* _Work instructions_:
Copy all entries without alteration and skip the pictures they hold.

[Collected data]
********
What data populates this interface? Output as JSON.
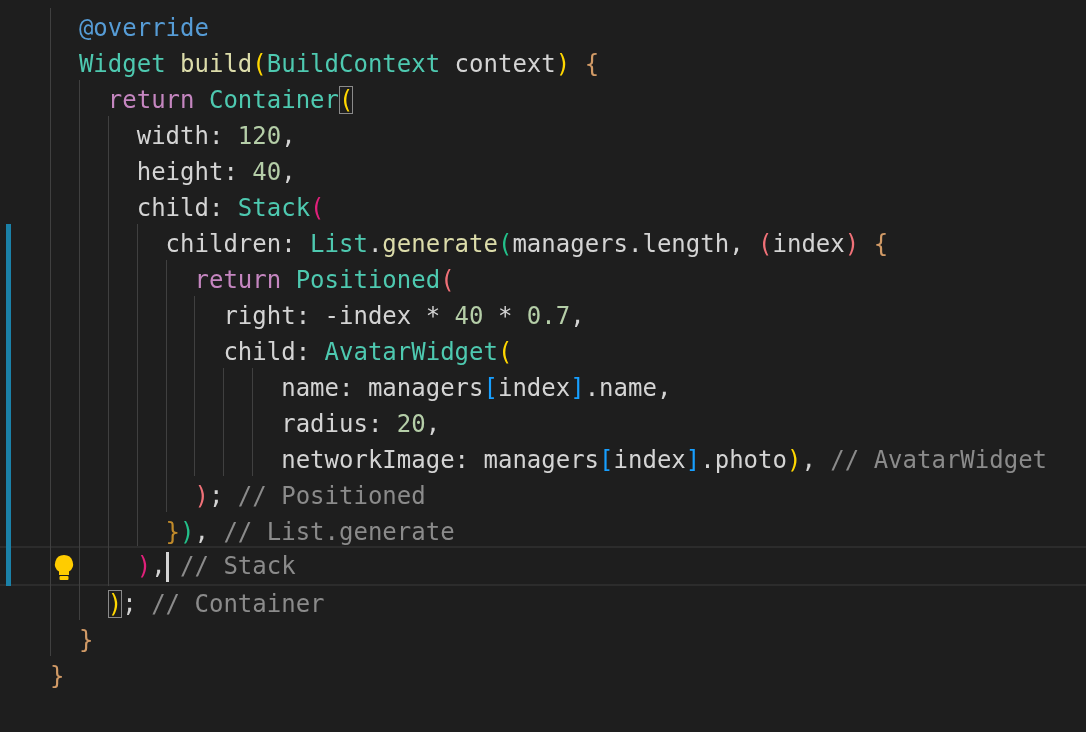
{
  "editor": {
    "lines": [
      {
        "tokens": [
          {
            "text": "  @override",
            "kind": "decorator"
          }
        ]
      },
      {
        "tokens": [
          {
            "text": "  Widget",
            "kind": "type"
          },
          {
            "text": " build",
            "kind": "function"
          },
          {
            "text": "(",
            "kind": "bracket",
            "color": "#ffd700"
          },
          {
            "text": "BuildContext",
            "kind": "type"
          },
          {
            "text": " context",
            "kind": "plain"
          },
          {
            "text": ")",
            "kind": "bracket",
            "color": "#ffd700"
          },
          {
            "text": " {",
            "kind": "bracket",
            "color": "#d19a66"
          }
        ]
      },
      {
        "tokens": [
          {
            "text": "    return",
            "kind": "keyword"
          },
          {
            "text": " Container",
            "kind": "type"
          },
          {
            "text": "(",
            "kind": "bracket",
            "color": "#ffd700",
            "matched": true
          }
        ]
      },
      {
        "tokens": [
          {
            "text": "      width: ",
            "kind": "plain"
          },
          {
            "text": "120",
            "kind": "number"
          },
          {
            "text": ",",
            "kind": "plain"
          }
        ]
      },
      {
        "tokens": [
          {
            "text": "      height: ",
            "kind": "plain"
          },
          {
            "text": "40",
            "kind": "number"
          },
          {
            "text": ",",
            "kind": "plain"
          }
        ]
      },
      {
        "tokens": [
          {
            "text": "      child: ",
            "kind": "plain"
          },
          {
            "text": "Stack",
            "kind": "type"
          },
          {
            "text": "(",
            "kind": "bracket",
            "color": "#e0207a"
          }
        ]
      },
      {
        "modified": true,
        "tokens": [
          {
            "text": "        children: ",
            "kind": "plain"
          },
          {
            "text": "List",
            "kind": "type"
          },
          {
            "text": ".",
            "kind": "plain"
          },
          {
            "text": "generate",
            "kind": "function"
          },
          {
            "text": "(",
            "kind": "bracket",
            "color": "#23c08a"
          },
          {
            "text": "managers.length, ",
            "kind": "plain"
          },
          {
            "text": "(",
            "kind": "bracket",
            "color": "#f07178"
          },
          {
            "text": "index",
            "kind": "plain"
          },
          {
            "text": ")",
            "kind": "bracket",
            "color": "#f07178"
          },
          {
            "text": " {",
            "kind": "bracket",
            "color": "#d19a66"
          }
        ]
      },
      {
        "modified": true,
        "tokens": [
          {
            "text": "          return",
            "kind": "keyword"
          },
          {
            "text": " Positioned",
            "kind": "type"
          },
          {
            "text": "(",
            "kind": "bracket",
            "color": "#f07178"
          }
        ]
      },
      {
        "modified": true,
        "tokens": [
          {
            "text": "            right: -index * ",
            "kind": "plain"
          },
          {
            "text": "40",
            "kind": "number"
          },
          {
            "text": " * ",
            "kind": "plain"
          },
          {
            "text": "0.7",
            "kind": "number"
          },
          {
            "text": ",",
            "kind": "plain"
          }
        ]
      },
      {
        "modified": true,
        "tokens": [
          {
            "text": "            child: ",
            "kind": "plain"
          },
          {
            "text": "AvatarWidget",
            "kind": "type"
          },
          {
            "text": "(",
            "kind": "bracket",
            "color": "#ffd700"
          }
        ]
      },
      {
        "modified": true,
        "tokens": [
          {
            "text": "                name: managers",
            "kind": "plain"
          },
          {
            "text": "[",
            "kind": "bracket",
            "color": "#179fff"
          },
          {
            "text": "index",
            "kind": "plain"
          },
          {
            "text": "]",
            "kind": "bracket",
            "color": "#179fff"
          },
          {
            "text": ".name,",
            "kind": "plain"
          }
        ]
      },
      {
        "modified": true,
        "tokens": [
          {
            "text": "                radius: ",
            "kind": "plain"
          },
          {
            "text": "20",
            "kind": "number"
          },
          {
            "text": ",",
            "kind": "plain"
          }
        ]
      },
      {
        "modified": true,
        "tokens": [
          {
            "text": "                networkImage: managers",
            "kind": "plain"
          },
          {
            "text": "[",
            "kind": "bracket",
            "color": "#179fff"
          },
          {
            "text": "index",
            "kind": "plain"
          },
          {
            "text": "]",
            "kind": "bracket",
            "color": "#179fff"
          },
          {
            "text": ".photo",
            "kind": "plain"
          },
          {
            "text": ")",
            "kind": "bracket",
            "color": "#ffd700"
          },
          {
            "text": ",",
            "kind": "plain"
          },
          {
            "text": " // AvatarWidget",
            "kind": "comment"
          }
        ]
      },
      {
        "modified": true,
        "tokens": [
          {
            "text": "          )",
            "kind": "bracket",
            "color": "#f07178"
          },
          {
            "text": ";",
            "kind": "plain"
          },
          {
            "text": " // Positioned",
            "kind": "comment"
          }
        ]
      },
      {
        "modified": true,
        "tokens": [
          {
            "text": "        }",
            "kind": "bracket",
            "color": "#c08a2a"
          },
          {
            "text": ")",
            "kind": "bracket",
            "color": "#23c08a"
          },
          {
            "text": ",",
            "kind": "plain"
          },
          {
            "text": " // List.generate",
            "kind": "comment"
          }
        ]
      },
      {
        "modified": true,
        "current": true,
        "lightbulb": true,
        "tokens": [
          {
            "text": "      )",
            "kind": "bracket",
            "color": "#e0207a"
          },
          {
            "text": ",",
            "kind": "plain",
            "cursor_after": true
          },
          {
            "text": " // Stack",
            "kind": "comment"
          }
        ]
      },
      {
        "tokens": [
          {
            "text": "    )",
            "kind": "bracket",
            "color": "#ffd700",
            "matched": true
          },
          {
            "text": ";",
            "kind": "plain"
          },
          {
            "text": " // Container",
            "kind": "comment"
          }
        ]
      },
      {
        "tokens": [
          {
            "text": "  }",
            "kind": "bracket",
            "color": "#d19a66"
          }
        ]
      },
      {
        "tokens": [
          {
            "text": "}",
            "kind": "bracket",
            "color": "#d19a66"
          }
        ]
      }
    ]
  }
}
********
* _Output for this task_:
What data populates this interface? Output as JSON.
{
  "editor": {
    "lines": [
      {
        "tokens": [
          {
            "text": "  @override",
            "kind": "decorator"
          }
        ]
      },
      {
        "tokens": [
          {
            "text": "  Widget",
            "kind": "type"
          },
          {
            "text": " build",
            "kind": "function"
          },
          {
            "text": "(",
            "kind": "bracket",
            "color": "#ffd700"
          },
          {
            "text": "BuildContext",
            "kind": "type"
          },
          {
            "text": " context",
            "kind": "plain"
          },
          {
            "text": ")",
            "kind": "bracket",
            "color": "#ffd700"
          },
          {
            "text": " {",
            "kind": "bracket",
            "color": "#d19a66"
          }
        ]
      },
      {
        "tokens": [
          {
            "text": "    return",
            "kind": "keyword"
          },
          {
            "text": " Container",
            "kind": "type"
          },
          {
            "text": "(",
            "kind": "bracket",
            "color": "#ffd700",
            "matched": true
          }
        ]
      },
      {
        "tokens": [
          {
            "text": "      width: ",
            "kind": "plain"
          },
          {
            "text": "120",
            "kind": "number"
          },
          {
            "text": ",",
            "kind": "plain"
          }
        ]
      },
      {
        "tokens": [
          {
            "text": "      height: ",
            "kind": "plain"
          },
          {
            "text": "40",
            "kind": "number"
          },
          {
            "text": ",",
            "kind": "plain"
          }
        ]
      },
      {
        "tokens": [
          {
            "text": "      child: ",
            "kind": "plain"
          },
          {
            "text": "Stack",
            "kind": "type"
          },
          {
            "text": "(",
            "kind": "bracket",
            "color": "#e0207a"
          }
        ]
      },
      {
        "modified": true,
        "tokens": [
          {
            "text": "        children: ",
            "kind": "plain"
          },
          {
            "text": "List",
            "kind": "type"
          },
          {
            "text": ".",
            "kind": "plain"
          },
          {
            "text": "generate",
            "kind": "function"
          },
          {
            "text": "(",
            "kind": "bracket",
            "color": "#23c08a"
          },
          {
            "text": "managers.length, ",
            "kind": "plain"
          },
          {
            "text": "(",
            "kind": "bracket",
            "color": "#f07178"
          },
          {
            "text": "index",
            "kind": "plain"
          },
          {
            "text": ")",
            "kind": "bracket",
            "color": "#f07178"
          },
          {
            "text": " {",
            "kind": "bracket",
            "color": "#d19a66"
          }
        ]
      },
      {
        "modified": true,
        "tokens": [
          {
            "text": "          return",
            "kind": "keyword"
          },
          {
            "text": " Positioned",
            "kind": "type"
          },
          {
            "text": "(",
            "kind": "bracket",
            "color": "#f07178"
          }
        ]
      },
      {
        "modified": true,
        "tokens": [
          {
            "text": "            right: -index * ",
            "kind": "plain"
          },
          {
            "text": "40",
            "kind": "number"
          },
          {
            "text": " * ",
            "kind": "plain"
          },
          {
            "text": "0.7",
            "kind": "number"
          },
          {
            "text": ",",
            "kind": "plain"
          }
        ]
      },
      {
        "modified": true,
        "tokens": [
          {
            "text": "            child: ",
            "kind": "plain"
          },
          {
            "text": "AvatarWidget",
            "kind": "type"
          },
          {
            "text": "(",
            "kind": "bracket",
            "color": "#ffd700"
          }
        ]
      },
      {
        "modified": true,
        "tokens": [
          {
            "text": "                name: managers",
            "kind": "plain"
          },
          {
            "text": "[",
            "kind": "bracket",
            "color": "#179fff"
          },
          {
            "text": "index",
            "kind": "plain"
          },
          {
            "text": "]",
            "kind": "bracket",
            "color": "#179fff"
          },
          {
            "text": ".name,",
            "kind": "plain"
          }
        ]
      },
      {
        "modified": true,
        "tokens": [
          {
            "text": "                radius: ",
            "kind": "plain"
          },
          {
            "text": "20",
            "kind": "number"
          },
          {
            "text": ",",
            "kind": "plain"
          }
        ]
      },
      {
        "modified": true,
        "tokens": [
          {
            "text": "                networkImage: managers",
            "kind": "plain"
          },
          {
            "text": "[",
            "kind": "bracket",
            "color": "#179fff"
          },
          {
            "text": "index",
            "kind": "plain"
          },
          {
            "text": "]",
            "kind": "bracket",
            "color": "#179fff"
          },
          {
            "text": ".photo",
            "kind": "plain"
          },
          {
            "text": ")",
            "kind": "bracket",
            "color": "#ffd700"
          },
          {
            "text": ",",
            "kind": "plain"
          },
          {
            "text": " // AvatarWidget",
            "kind": "comment"
          }
        ]
      },
      {
        "modified": true,
        "tokens": [
          {
            "text": "          )",
            "kind": "bracket",
            "color": "#f07178"
          },
          {
            "text": ";",
            "kind": "plain"
          },
          {
            "text": " // Positioned",
            "kind": "comment"
          }
        ]
      },
      {
        "modified": true,
        "tokens": [
          {
            "text": "        }",
            "kind": "bracket",
            "color": "#c08a2a"
          },
          {
            "text": ")",
            "kind": "bracket",
            "color": "#23c08a"
          },
          {
            "text": ",",
            "kind": "plain"
          },
          {
            "text": " // List.generate",
            "kind": "comment"
          }
        ]
      },
      {
        "modified": true,
        "current": true,
        "lightbulb": true,
        "tokens": [
          {
            "text": "      )",
            "kind": "bracket",
            "color": "#e0207a"
          },
          {
            "text": ",",
            "kind": "plain",
            "cursor_after": true
          },
          {
            "text": " // Stack",
            "kind": "comment"
          }
        ]
      },
      {
        "tokens": [
          {
            "text": "    )",
            "kind": "bracket",
            "color": "#ffd700",
            "matched": true
          },
          {
            "text": ";",
            "kind": "plain"
          },
          {
            "text": " // Container",
            "kind": "comment"
          }
        ]
      },
      {
        "tokens": [
          {
            "text": "  }",
            "kind": "bracket",
            "color": "#d19a66"
          }
        ]
      },
      {
        "tokens": [
          {
            "text": "}",
            "kind": "bracket",
            "color": "#d19a66"
          }
        ]
      }
    ]
  }
}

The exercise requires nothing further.